TASK INSTRUCTIONS:
Every record must be repeated exactly; omit any pictures they contain.

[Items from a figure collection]
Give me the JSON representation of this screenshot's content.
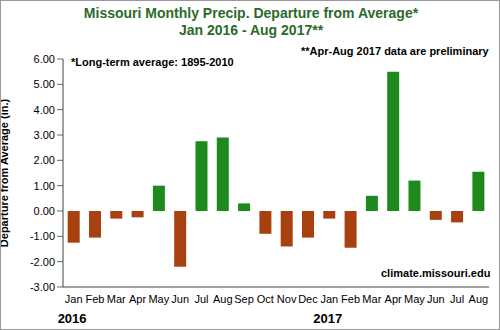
{
  "chart_data": {
    "type": "bar",
    "title": "Missouri Monthly Precip. Departure from Average*",
    "subtitle": "Jan 2016 - Aug 2017**",
    "ylabel": "Departure from Average (in.)",
    "annotations": [
      "*Long-term average: 1895-2010",
      "**Apr-Aug 2017 data are preliminary",
      "climate.missouri.edu",
      "2016",
      "2017"
    ],
    "categories": [
      "Jan",
      "Feb",
      "Mar",
      "Apr",
      "May",
      "Jun",
      "Jul",
      "Aug",
      "Sep",
      "Oct",
      "Nov",
      "Dec",
      "Jan",
      "Feb",
      "Mar",
      "Apr",
      "May",
      "Jun",
      "Jul",
      "Aug"
    ],
    "values": [
      -1.25,
      -1.05,
      -0.3,
      -0.25,
      1.0,
      -2.2,
      2.75,
      2.9,
      0.3,
      -0.9,
      -1.4,
      -1.05,
      -0.3,
      -1.45,
      0.6,
      5.5,
      1.2,
      -0.35,
      -0.45,
      1.55
    ],
    "colors": [
      "#a8400f",
      "#a8400f",
      "#a8400f",
      "#a8400f",
      "#1e8a1e",
      "#a8400f",
      "#1e8a1e",
      "#1e8a1e",
      "#1e8a1e",
      "#a8400f",
      "#a8400f",
      "#a8400f",
      "#a8400f",
      "#a8400f",
      "#1e8a1e",
      "#1e8a1e",
      "#1e8a1e",
      "#a8400f",
      "#a8400f",
      "#1e8a1e"
    ],
    "ylim": [
      -3,
      6
    ],
    "yticks": [
      {
        "value": -3,
        "label": "-3.00"
      },
      {
        "value": -2,
        "label": "-2.00"
      },
      {
        "value": -1,
        "label": "-1.00"
      },
      {
        "value": 0,
        "label": "0.00"
      },
      {
        "value": 1,
        "label": "1.00"
      },
      {
        "value": 2,
        "label": "2.00"
      },
      {
        "value": 3,
        "label": "3.00"
      },
      {
        "value": 4,
        "label": "4.00"
      },
      {
        "value": 5,
        "label": "5.00"
      },
      {
        "value": 6,
        "label": "6.00"
      }
    ],
    "grid": false
  }
}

OUTPUT FOR THIS EXERCISE:
Give me the JSON representation of this screenshot's content.
{
  "chart_data": {
    "type": "bar",
    "title": "Missouri Monthly Precip. Departure from Average*",
    "subtitle": "Jan 2016 - Aug 2017**",
    "ylabel": "Departure from Average (in.)",
    "annotations": [
      "*Long-term average: 1895-2010",
      "**Apr-Aug 2017 data are preliminary",
      "climate.missouri.edu",
      "2016",
      "2017"
    ],
    "categories": [
      "Jan",
      "Feb",
      "Mar",
      "Apr",
      "May",
      "Jun",
      "Jul",
      "Aug",
      "Sep",
      "Oct",
      "Nov",
      "Dec",
      "Jan",
      "Feb",
      "Mar",
      "Apr",
      "May",
      "Jun",
      "Jul",
      "Aug"
    ],
    "values": [
      -1.25,
      -1.05,
      -0.3,
      -0.25,
      1.0,
      -2.2,
      2.75,
      2.9,
      0.3,
      -0.9,
      -1.4,
      -1.05,
      -0.3,
      -1.45,
      0.6,
      5.5,
      1.2,
      -0.35,
      -0.45,
      1.55
    ],
    "colors": [
      "#a8400f",
      "#a8400f",
      "#a8400f",
      "#a8400f",
      "#1e8a1e",
      "#a8400f",
      "#1e8a1e",
      "#1e8a1e",
      "#1e8a1e",
      "#a8400f",
      "#a8400f",
      "#a8400f",
      "#a8400f",
      "#a8400f",
      "#1e8a1e",
      "#1e8a1e",
      "#1e8a1e",
      "#a8400f",
      "#a8400f",
      "#1e8a1e"
    ],
    "ylim": [
      -3,
      6
    ],
    "yticks": [
      {
        "value": -3,
        "label": "-3.00"
      },
      {
        "value": -2,
        "label": "-2.00"
      },
      {
        "value": -1,
        "label": "-1.00"
      },
      {
        "value": 0,
        "label": "0.00"
      },
      {
        "value": 1,
        "label": "1.00"
      },
      {
        "value": 2,
        "label": "2.00"
      },
      {
        "value": 3,
        "label": "3.00"
      },
      {
        "value": 4,
        "label": "4.00"
      },
      {
        "value": 5,
        "label": "5.00"
      },
      {
        "value": 6,
        "label": "6.00"
      }
    ],
    "grid": false
  }
}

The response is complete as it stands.